**PROMPT**
Repeat word for word the line with "Output the underlying" and every line after it until the records below run out.

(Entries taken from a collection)
■ ■ ■
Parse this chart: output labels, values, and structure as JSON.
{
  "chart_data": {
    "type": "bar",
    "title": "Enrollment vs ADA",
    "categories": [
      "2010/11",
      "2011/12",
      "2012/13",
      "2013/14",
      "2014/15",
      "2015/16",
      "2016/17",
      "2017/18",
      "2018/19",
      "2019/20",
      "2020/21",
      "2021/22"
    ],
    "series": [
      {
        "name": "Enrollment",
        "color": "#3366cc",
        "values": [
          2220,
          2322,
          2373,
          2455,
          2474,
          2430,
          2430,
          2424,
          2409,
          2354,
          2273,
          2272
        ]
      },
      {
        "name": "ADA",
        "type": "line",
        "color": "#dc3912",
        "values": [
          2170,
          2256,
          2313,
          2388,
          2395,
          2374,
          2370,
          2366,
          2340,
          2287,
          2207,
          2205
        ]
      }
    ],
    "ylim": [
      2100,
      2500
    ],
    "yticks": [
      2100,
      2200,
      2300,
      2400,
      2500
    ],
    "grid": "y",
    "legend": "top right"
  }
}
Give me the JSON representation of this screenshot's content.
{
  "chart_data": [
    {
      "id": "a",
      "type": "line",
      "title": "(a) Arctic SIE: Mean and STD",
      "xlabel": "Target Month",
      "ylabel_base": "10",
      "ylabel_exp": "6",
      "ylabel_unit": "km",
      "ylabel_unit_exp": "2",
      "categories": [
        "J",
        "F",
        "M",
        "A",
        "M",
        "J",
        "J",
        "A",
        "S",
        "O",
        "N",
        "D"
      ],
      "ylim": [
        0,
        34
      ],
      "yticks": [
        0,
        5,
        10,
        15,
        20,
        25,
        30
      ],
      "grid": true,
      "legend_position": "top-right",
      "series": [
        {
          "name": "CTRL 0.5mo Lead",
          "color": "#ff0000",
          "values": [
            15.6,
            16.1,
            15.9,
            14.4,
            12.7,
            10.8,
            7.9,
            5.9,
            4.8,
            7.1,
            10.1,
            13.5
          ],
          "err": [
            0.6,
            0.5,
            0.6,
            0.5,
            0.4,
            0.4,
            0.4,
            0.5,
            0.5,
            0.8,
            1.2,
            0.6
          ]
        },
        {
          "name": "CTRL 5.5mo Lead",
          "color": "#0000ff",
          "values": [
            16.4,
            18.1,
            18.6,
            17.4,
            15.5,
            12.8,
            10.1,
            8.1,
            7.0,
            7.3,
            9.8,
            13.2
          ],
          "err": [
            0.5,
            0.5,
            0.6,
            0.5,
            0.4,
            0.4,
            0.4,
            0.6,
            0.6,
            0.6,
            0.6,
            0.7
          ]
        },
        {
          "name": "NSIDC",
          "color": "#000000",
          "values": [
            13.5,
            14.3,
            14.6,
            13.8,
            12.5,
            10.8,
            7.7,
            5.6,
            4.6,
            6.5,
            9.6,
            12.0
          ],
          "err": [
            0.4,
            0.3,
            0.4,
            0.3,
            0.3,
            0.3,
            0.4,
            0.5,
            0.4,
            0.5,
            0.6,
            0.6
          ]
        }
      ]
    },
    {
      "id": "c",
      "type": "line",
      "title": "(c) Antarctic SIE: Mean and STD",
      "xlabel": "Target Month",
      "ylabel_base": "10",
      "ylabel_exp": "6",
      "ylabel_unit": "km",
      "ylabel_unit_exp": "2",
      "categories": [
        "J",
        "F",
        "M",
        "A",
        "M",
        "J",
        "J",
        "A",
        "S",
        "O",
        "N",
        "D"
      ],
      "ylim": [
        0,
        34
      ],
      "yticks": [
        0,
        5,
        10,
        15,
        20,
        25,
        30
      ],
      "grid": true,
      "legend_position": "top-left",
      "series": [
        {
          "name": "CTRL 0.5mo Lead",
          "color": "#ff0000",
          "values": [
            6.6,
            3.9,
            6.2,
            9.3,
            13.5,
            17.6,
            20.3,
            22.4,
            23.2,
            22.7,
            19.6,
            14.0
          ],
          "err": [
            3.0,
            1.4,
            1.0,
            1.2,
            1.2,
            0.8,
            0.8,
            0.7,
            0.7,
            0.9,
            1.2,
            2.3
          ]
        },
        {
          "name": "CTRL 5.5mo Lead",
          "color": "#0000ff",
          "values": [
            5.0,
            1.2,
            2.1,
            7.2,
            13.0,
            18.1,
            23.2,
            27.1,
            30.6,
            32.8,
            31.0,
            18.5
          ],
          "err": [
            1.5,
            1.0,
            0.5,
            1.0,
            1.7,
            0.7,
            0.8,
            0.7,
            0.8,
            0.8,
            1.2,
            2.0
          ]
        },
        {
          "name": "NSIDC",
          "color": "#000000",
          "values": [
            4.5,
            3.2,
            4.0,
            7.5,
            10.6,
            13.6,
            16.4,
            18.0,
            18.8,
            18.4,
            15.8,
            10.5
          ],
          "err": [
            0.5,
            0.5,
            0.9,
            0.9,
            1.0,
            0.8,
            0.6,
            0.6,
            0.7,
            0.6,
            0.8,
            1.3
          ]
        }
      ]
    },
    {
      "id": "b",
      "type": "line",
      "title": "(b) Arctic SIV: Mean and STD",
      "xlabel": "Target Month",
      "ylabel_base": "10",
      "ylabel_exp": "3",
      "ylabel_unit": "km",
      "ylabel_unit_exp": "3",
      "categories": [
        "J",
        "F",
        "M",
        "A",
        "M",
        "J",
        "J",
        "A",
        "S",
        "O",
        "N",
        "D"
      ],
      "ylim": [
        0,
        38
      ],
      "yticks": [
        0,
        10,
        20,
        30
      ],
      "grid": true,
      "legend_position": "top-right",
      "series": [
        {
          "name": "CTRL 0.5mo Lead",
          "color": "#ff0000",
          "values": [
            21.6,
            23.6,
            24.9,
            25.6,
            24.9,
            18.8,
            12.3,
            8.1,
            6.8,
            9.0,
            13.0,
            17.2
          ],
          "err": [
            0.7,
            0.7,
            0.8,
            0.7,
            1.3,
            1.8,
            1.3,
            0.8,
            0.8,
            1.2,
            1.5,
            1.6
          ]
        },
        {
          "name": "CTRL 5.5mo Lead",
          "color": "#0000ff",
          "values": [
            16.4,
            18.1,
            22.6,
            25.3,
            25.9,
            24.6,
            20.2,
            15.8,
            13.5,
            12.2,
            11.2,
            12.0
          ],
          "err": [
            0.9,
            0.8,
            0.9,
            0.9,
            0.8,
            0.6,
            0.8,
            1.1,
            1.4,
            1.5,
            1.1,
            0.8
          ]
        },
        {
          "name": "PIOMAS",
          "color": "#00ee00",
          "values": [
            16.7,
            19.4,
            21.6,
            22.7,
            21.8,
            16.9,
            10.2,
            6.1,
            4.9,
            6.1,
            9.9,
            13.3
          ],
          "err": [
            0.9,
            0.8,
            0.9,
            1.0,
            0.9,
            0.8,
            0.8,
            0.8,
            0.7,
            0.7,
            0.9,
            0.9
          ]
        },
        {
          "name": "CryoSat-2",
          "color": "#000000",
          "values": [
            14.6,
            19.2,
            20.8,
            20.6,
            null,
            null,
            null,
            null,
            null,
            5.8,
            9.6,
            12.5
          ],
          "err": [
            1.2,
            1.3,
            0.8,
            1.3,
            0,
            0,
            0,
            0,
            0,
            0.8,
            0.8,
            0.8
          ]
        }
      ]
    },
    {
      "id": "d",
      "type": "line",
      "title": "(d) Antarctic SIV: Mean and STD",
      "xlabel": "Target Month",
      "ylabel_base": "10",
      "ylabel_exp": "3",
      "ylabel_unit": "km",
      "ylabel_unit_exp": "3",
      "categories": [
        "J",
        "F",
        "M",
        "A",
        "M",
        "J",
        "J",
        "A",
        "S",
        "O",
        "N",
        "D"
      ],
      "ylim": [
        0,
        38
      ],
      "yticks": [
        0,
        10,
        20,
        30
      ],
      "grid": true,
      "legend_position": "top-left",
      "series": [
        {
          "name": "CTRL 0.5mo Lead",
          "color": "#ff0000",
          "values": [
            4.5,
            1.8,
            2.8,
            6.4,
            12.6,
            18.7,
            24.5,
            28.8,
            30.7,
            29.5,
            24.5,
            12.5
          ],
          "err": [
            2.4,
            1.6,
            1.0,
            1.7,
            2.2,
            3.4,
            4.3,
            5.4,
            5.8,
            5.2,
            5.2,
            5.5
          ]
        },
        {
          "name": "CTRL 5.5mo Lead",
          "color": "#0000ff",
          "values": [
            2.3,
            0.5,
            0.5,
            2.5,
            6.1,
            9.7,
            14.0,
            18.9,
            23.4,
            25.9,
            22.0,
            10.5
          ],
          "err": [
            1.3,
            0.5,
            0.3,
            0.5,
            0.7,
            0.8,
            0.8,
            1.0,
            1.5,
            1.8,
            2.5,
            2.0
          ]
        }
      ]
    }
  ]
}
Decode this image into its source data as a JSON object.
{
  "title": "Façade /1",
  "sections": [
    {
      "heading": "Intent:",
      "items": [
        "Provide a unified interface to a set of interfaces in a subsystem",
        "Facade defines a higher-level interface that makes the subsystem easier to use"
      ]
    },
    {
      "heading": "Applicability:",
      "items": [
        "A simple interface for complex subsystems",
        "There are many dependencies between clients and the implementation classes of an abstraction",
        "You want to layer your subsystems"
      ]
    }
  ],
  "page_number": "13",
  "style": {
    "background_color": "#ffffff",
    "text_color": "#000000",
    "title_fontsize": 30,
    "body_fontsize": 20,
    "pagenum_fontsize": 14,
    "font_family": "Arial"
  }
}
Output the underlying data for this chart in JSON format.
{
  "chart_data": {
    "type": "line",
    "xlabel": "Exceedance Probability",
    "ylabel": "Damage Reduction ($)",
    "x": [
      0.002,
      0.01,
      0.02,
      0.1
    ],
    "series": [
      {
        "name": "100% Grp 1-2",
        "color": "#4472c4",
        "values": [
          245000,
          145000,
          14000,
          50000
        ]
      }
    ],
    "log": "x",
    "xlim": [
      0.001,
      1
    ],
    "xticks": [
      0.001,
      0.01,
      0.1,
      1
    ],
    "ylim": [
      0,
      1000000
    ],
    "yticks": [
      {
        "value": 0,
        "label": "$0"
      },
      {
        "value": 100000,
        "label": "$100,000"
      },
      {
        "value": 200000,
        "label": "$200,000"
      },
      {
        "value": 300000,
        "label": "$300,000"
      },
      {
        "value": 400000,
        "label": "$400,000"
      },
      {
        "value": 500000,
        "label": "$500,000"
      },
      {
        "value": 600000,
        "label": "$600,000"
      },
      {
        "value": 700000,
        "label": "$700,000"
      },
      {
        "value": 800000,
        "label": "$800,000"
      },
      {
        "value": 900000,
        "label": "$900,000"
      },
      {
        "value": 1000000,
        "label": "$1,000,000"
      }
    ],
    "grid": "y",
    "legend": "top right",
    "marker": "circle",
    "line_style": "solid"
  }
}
■ ■ ■
**PROBLEM SOLUTION**
Output the underlying data for this chart in JSON format.
{
  "chart_data": {
    "type": "line",
    "xlabel": "Exceedance Probability",
    "ylabel": "Damage Reduction ($)",
    "x": [
      0.002,
      0.01,
      0.02,
      0.1
    ],
    "series": [
      {
        "name": "100% Grp 1-2",
        "color": "#4472c4",
        "values": [
          245000,
          145000,
          14000,
          50000
        ]
      }
    ],
    "log": "x",
    "xlim": [
      0.001,
      1
    ],
    "xticks": [
      0.001,
      0.01,
      0.1,
      1
    ],
    "ylim": [
      0,
      1000000
    ],
    "yticks": [
      {
        "value": 0,
        "label": "$0"
      },
      {
        "value": 100000,
        "label": "$100,000"
      },
      {
        "value": 200000,
        "label": "$200,000"
      },
      {
        "value": 300000,
        "label": "$300,000"
      },
      {
        "value": 400000,
        "label": "$400,000"
      },
      {
        "value": 500000,
        "label": "$500,000"
      },
      {
        "value": 600000,
        "label": "$600,000"
      },
      {
        "value": 700000,
        "label": "$700,000"
      },
      {
        "value": 800000,
        "label": "$800,000"
      },
      {
        "value": 900000,
        "label": "$900,000"
      },
      {
        "value": 1000000,
        "label": "$1,000,000"
      }
    ],
    "grid": "y",
    "legend": "top right",
    "marker": "circle",
    "line_style": "solid"
  }
}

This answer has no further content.